Aufgabe 1: Gib aus dem Interview mit Gerhard Seyfried das Stück wortgetreu wieder, das bei den Worten „taz: Herr Seyfried, warum“ anfängt und mit „und die Kolonialgeschichte.“ aufhört.
Aufgabe 2: Schreib das Interview mit Gerhard Seyfried nach seinem letzten Satz weiter.

Vorliegender Text:
────────
Gerhard Seyfried wird 60: "Ich sage nicht, Bullen seien Schweine"
Comiczeichner und Romanschreiber Gerhard Seyfried wird 60. Ein Gespräch über das Altern, die Polizei und die seltenen Momente, in denen man stolz auf Deutschland sein kann.
taz: Herr Seyfried, warum haben Sie aufgehört, Comics zu zeichnen?
Gerhard Seyfried: Es ist nicht, dass es mir keinen Spaß mehr gemacht hätte, es kam einfach etwas Neues. Gelegentlich mache ich vielleicht ein Plakat. Aber eigentlich schreibe ich seit zehn Jahren nur noch. Ich finde es einen schönen Kontrast, da kann ich zwei Seiten von mir ausleben. Auf der einen Seite habe ich meine Comics und Cartoons und all die Blödeleien. Auf der anderen Seite schreibe ich militärhistorische Bücher über die Kaiserzeit und die Kolonialgeschichte.
Schließen Sie aus, dass Sie noch mal Comics machen werden?
Nein. Ich habe mit meiner Kollegin Ziska noch drei Comicbände, die wir liebend gerne machen würden. Nur ist das ein ganzes Jahr Arbeit, in der Art, dass man nichts mehr zwischendurch machen kann. Das können wir nicht vorfinanzieren. Wenn sich ein Verlag fände, dann würden wir es noch mal riskieren, aber das sehe ich irgendwie nicht.
Am 15. 3. 1948 in München geboren, studierte Seyfried Malerei und Grafik. Er ist Comiczeichner, Karikaturist und Schriftsteller, arbeitet auch als Grafiker und Journalist. 1976 zog er nach Berlin. Hier spielen die meisten seiner Comics - in der linken Szene. 1990 wurde er als bester deutscher Comiczeichner ausgezeichnet. In Kürze erscheint sein neuer Roman über den Boxeraufstand.
Welchen Einfluss hat Ziska auf Ihre Arbeit?
Sie ist mir 1990 von ihrem Vater vorgestellt worden. Er sagte, sie würde auch Comics zeichnen und ich solle mal schauen, ob sie talentiert sei. Sehr schnell ist dabei der Comicband "Future Subjunkies" entstanden. Zu dem Zeitpunkt hatte ich irgendwie genug von Bullen und Freaks und was auch immer das Thema meiner Comics war. Da kam dann Ziska mit ihren neuen Ideen gerade recht. Und hat mich angesteckt mit ihrer Begeisterung. Für meine Fans war das ein riesiger Schock. Comics die nicht lustig sind. Düstere Science Fiction.
Ziska ist 1973 geboren. Glauben Sie, dass es noch mal eine Verjüngungskur für Ihre Arbeit war?
Ja, bestimmt. Sie ist, finde ich, eine gute Ergänzung. Sie ist spontaner und begeisterter und von meiner Seite kommt da mehr Erfahrung und Realitätsdings dazu.
────────
Vorliegende Zeilen:
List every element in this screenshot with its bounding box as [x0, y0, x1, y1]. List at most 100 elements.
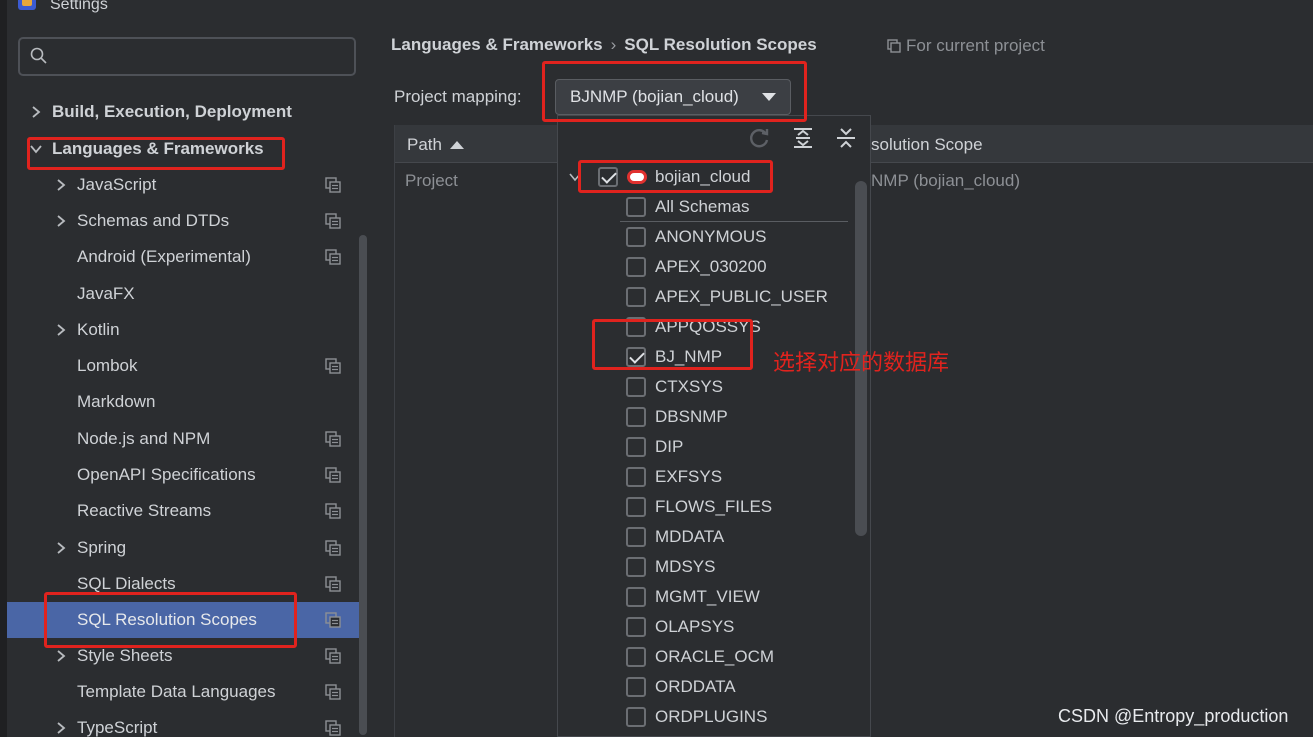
table-cell-path[interactable]: Project — [405, 171, 458, 191]
schema-checkbox[interactable] — [626, 557, 646, 577]
schema-checkbox[interactable] — [626, 497, 646, 517]
path-column-header[interactable]: Path — [407, 135, 464, 155]
project-level-icon — [325, 612, 341, 628]
schema-item[interactable]: APEX_030200 — [558, 252, 854, 282]
chevron-right-icon[interactable] — [54, 649, 68, 663]
schema-item[interactable]: OLAPSYS — [558, 612, 854, 642]
schema-checkbox[interactable] — [626, 587, 646, 607]
chevron-right-icon[interactable] — [54, 178, 68, 192]
table-cell-scope[interactable]: NMP (bojian_cloud) — [871, 171, 1020, 191]
schema-item[interactable]: DBSNMP — [558, 402, 854, 432]
schema-item[interactable]: MDSYS — [558, 552, 854, 582]
watermark: CSDN @Entropy_production — [1058, 706, 1289, 726]
breadcrumb: Languages & Frameworks › SQL Resolution Sc… — [391, 35, 817, 55]
schema-item[interactable]: EXFSYS — [558, 462, 854, 492]
sidebar-item[interactable]: Schemas and DTDs — [7, 203, 367, 239]
schema-checkbox[interactable] — [626, 257, 646, 277]
chevron-right-icon[interactable] — [54, 323, 68, 337]
schema-checkbox[interactable] — [626, 437, 646, 457]
chevron-right-icon[interactable] — [54, 721, 68, 735]
schema-checkbox[interactable] — [626, 347, 646, 367]
sidebar-item-label: Template Data Languages — [77, 682, 276, 701]
project-level-icon — [325, 213, 341, 229]
sidebar-item[interactable]: Style Sheets — [7, 638, 367, 674]
schema-tree-root[interactable]: bojian_cloud — [558, 162, 854, 192]
project-level-icon — [325, 249, 341, 265]
copy-settings-icon — [887, 39, 901, 53]
sidebar-item[interactable]: Build, Execution, Deployment — [7, 94, 367, 130]
schema-checkbox[interactable] — [626, 377, 646, 397]
schema-checkbox[interactable] — [626, 287, 646, 307]
scope-column-header[interactable]: solution Scope — [871, 135, 983, 155]
chevron-down-icon — [762, 93, 776, 101]
sidebar-item[interactable]: SQL Resolution Scopes — [7, 602, 367, 638]
sidebar-item-label: Reactive Streams — [77, 501, 212, 520]
sidebar-item-label: JavaScript — [77, 175, 157, 194]
schema-checkbox[interactable] — [626, 407, 646, 427]
project-level-icon — [325, 540, 341, 556]
sidebar-item[interactable]: Kotlin — [7, 312, 367, 348]
sidebar-item-label: Kotlin — [77, 320, 120, 339]
schema-checkbox[interactable] — [626, 197, 646, 217]
search-icon — [30, 47, 47, 64]
schema-checkbox[interactable] — [626, 467, 646, 487]
sidebar-item[interactable]: Markdown — [7, 384, 367, 420]
root-checkbox[interactable] — [598, 167, 618, 187]
sidebar-item-label: SQL Resolution Scopes — [77, 610, 257, 629]
sidebar-item[interactable]: JavaScript — [7, 167, 367, 203]
annotation-text: 选择对应的数据库 — [773, 351, 950, 376]
schema-checkbox[interactable] — [626, 617, 646, 637]
schema-checkbox[interactable] — [626, 647, 646, 667]
search-input[interactable] — [60, 45, 340, 69]
schema-item[interactable]: MGMT_VIEW — [558, 582, 854, 612]
sidebar-item[interactable]: Template Data Languages — [7, 674, 367, 710]
sidebar-item[interactable]: TypeScript — [7, 710, 367, 737]
expand-all-icon[interactable] — [791, 126, 815, 150]
sidebar-item[interactable]: Languages & Frameworks — [7, 131, 367, 167]
schema-checkbox[interactable] — [626, 227, 646, 247]
project-scope-note: For current project — [887, 36, 1045, 56]
project-level-icon — [325, 720, 341, 736]
schema-item[interactable]: ANONYMOUS — [558, 222, 854, 252]
sidebar-item[interactable]: Node.js and NPM — [7, 421, 367, 457]
sidebar-item[interactable]: Reactive Streams — [7, 493, 367, 529]
schema-item[interactable]: All Schemas — [558, 192, 854, 222]
schema-checkbox[interactable] — [626, 527, 646, 547]
all-schemas-divider — [620, 221, 848, 222]
schema-item[interactable]: FLOWS_FILES — [558, 492, 854, 522]
schema-item[interactable]: APPQOSSYS — [558, 312, 854, 342]
sidebar-item-label: Node.js and NPM — [77, 429, 211, 448]
sidebar-item[interactable]: Lombok — [7, 348, 367, 384]
search-box[interactable] — [18, 37, 356, 76]
chevron-right-icon[interactable] — [54, 214, 68, 228]
schema-checkbox[interactable] — [626, 677, 646, 697]
chevron-down-icon[interactable] — [568, 170, 582, 184]
schema-checkbox[interactable] — [626, 707, 646, 727]
chevron-down-icon[interactable] — [29, 142, 43, 156]
schema-item[interactable]: ORDDATA — [558, 672, 854, 702]
schema-item[interactable]: MDDATA — [558, 522, 854, 552]
schema-item[interactable]: ORDPLUGINS — [558, 702, 854, 732]
chevron-right-icon[interactable] — [54, 541, 68, 555]
chevron-right-icon[interactable] — [29, 105, 43, 119]
schema-item[interactable]: APEX_PUBLIC_USER — [558, 282, 854, 312]
collapse-all-icon[interactable] — [834, 126, 858, 150]
sidebar-item[interactable]: OpenAPI Specifications — [7, 457, 367, 493]
app-logo-icon — [18, 0, 36, 10]
sidebar-item-label: JavaFX — [77, 284, 135, 303]
schema-checkbox[interactable] — [626, 317, 646, 337]
sidebar-item[interactable]: Spring — [7, 530, 367, 566]
sidebar-item-label: Schemas and DTDs — [77, 211, 230, 230]
sidebar-item[interactable]: Android (Experimental) — [7, 239, 367, 275]
sidebar-scrollbar[interactable] — [359, 235, 367, 735]
schema-item[interactable]: DIP — [558, 432, 854, 462]
sidebar-item[interactable]: JavaFX — [7, 276, 367, 312]
sidebar-item[interactable]: SQL Dialects — [7, 566, 367, 602]
settings-sidebar: Build, Execution, Deployment Languages & … — [7, 20, 367, 737]
oracle-database-icon — [627, 170, 647, 184]
refresh-icon[interactable] — [748, 126, 772, 150]
breadcrumb-item[interactable]: Languages & Frameworks — [391, 35, 603, 54]
schema-name: FLOWS_FILES — [655, 497, 773, 516]
project-mapping-dropdown[interactable]: BJNMP (bojian_cloud) — [555, 79, 791, 115]
schema-item[interactable]: ORACLE_OCM — [558, 642, 854, 672]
────────
Lösung 1:
taz: Herr Seyfried, warum haben Sie aufgehört, Comics zu zeichnen?
Gerhard Seyfried: Es ist nicht, dass es mir keinen Spaß mehr gemacht hätte, es kam einfach etwas Neues. Gelegentlich mache ich vielleicht ein Plakat. Aber eigentlich schreibe ich seit zehn Jahren nur noch. Ich finde es einen schönen Kontrast, da kann ich zwei Seiten von mir ausleben. Auf der einen Seite habe ich meine Comics und Cartoons und all die Blödeleien. Auf der anderen Seite schreibe ich militärhistorische Bücher über die Kaiserzeit und die Kolonialgeschichte.

Lösung 2:
Wie ist das, ein paar Tage vor dem 60. Geburtstag - sind Sie freier als vorher?
Man ist selbstbewusster als mit zwanzig. In dem Maße, wie die äußere Erscheinung abnimmt, wächst das Selbstbewusstsein. Wenn man nicht unglücklich ist mit seinem Werdegang - und das bin ich nicht.
Ist Ihr Leben einem Plan gefolgt oder ist Ihnen alles eher zufällig zugestoßen?
Typisch für mich ist, dass ich denke, alles was mir zugestoßen ist, müsste Zufall sein. Ich bin kein Mensch, der irgendetwas geplant hat. Zufällig bin ich Karikaturist geworden, konnte halt gut zeichnen und bin gefördert worden. Ich war schon zwanzig Jahre lang ein bekannter Zeichner und habe immer noch die Illusion genährt, dass das nicht mein Beruf ist. Ich bin per Zufall nach Amerika gefahren und das hat bewirkt, dass ich von den Karikaturen auf Comics umgestiegen bin.
Hat sich die öffentliche Aufnahme von Comics verändert?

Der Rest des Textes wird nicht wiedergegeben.